_Aim of the task_:
How many lines of the data include the string "Todos"? State the number and nothing else.

# start of Data to process

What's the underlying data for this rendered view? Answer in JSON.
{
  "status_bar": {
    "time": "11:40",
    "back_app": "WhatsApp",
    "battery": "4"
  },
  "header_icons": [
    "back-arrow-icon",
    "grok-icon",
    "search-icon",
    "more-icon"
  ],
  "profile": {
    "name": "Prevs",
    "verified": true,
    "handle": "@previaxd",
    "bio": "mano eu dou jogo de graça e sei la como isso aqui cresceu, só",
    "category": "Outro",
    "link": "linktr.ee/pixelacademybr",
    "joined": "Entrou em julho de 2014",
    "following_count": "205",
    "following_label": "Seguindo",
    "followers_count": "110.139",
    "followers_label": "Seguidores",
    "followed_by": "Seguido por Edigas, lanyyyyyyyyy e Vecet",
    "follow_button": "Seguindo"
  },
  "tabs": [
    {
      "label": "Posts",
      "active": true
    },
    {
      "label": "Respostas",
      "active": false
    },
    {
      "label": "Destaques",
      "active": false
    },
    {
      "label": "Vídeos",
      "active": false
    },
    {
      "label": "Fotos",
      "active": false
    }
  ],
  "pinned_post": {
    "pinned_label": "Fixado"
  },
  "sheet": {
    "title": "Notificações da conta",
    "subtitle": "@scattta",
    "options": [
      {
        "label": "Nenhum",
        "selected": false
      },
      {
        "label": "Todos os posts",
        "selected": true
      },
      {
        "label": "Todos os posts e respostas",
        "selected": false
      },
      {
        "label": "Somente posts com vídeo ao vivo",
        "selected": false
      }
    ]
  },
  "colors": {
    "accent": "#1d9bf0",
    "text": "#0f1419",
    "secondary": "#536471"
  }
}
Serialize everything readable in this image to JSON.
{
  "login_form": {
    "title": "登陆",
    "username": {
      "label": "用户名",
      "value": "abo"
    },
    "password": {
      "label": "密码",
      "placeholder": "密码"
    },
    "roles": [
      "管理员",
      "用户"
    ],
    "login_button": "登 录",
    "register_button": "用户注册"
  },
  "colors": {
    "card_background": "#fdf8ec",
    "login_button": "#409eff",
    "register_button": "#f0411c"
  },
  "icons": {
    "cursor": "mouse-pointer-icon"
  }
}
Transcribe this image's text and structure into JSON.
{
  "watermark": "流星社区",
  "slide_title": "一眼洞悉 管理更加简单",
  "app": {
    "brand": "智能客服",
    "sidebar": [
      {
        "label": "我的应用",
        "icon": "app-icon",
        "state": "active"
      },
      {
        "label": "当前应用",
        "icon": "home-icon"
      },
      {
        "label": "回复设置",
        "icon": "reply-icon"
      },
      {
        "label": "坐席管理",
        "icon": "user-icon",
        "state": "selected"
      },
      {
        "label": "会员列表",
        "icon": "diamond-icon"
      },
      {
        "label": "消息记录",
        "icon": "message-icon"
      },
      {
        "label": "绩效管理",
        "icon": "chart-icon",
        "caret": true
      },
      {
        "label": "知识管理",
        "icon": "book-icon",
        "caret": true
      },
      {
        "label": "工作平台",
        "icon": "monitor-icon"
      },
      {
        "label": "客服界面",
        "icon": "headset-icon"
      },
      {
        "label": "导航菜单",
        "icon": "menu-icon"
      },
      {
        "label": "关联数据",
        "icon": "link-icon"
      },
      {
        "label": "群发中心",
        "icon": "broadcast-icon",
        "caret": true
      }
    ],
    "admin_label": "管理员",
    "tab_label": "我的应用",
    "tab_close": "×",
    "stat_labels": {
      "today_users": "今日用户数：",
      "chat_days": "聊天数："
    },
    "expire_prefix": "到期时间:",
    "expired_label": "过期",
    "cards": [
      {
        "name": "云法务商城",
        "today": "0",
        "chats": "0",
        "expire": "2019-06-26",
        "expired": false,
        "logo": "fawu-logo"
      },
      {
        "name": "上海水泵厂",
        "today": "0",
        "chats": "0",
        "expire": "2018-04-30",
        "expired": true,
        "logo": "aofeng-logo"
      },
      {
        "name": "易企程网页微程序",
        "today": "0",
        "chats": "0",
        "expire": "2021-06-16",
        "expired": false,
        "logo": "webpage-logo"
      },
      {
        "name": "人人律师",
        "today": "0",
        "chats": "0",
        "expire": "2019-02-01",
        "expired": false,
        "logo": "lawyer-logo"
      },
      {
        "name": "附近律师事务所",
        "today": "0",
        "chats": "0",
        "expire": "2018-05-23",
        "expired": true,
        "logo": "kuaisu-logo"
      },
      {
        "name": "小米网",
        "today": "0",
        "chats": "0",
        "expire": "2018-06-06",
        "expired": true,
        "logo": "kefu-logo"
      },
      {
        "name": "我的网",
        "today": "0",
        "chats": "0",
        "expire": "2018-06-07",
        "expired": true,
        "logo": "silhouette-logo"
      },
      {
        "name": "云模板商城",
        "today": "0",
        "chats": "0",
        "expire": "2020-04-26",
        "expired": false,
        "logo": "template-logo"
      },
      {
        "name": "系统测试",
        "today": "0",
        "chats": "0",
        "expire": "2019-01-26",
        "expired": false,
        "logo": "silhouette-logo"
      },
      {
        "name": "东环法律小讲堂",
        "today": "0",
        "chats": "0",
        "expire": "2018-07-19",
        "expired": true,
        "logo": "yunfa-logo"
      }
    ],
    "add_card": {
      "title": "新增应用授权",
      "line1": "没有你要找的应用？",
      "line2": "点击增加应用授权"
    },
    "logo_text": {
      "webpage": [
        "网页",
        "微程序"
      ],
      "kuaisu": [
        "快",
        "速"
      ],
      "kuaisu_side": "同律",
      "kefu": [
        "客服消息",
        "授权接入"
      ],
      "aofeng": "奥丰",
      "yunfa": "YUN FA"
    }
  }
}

# end of Data to process

_Full output_:
2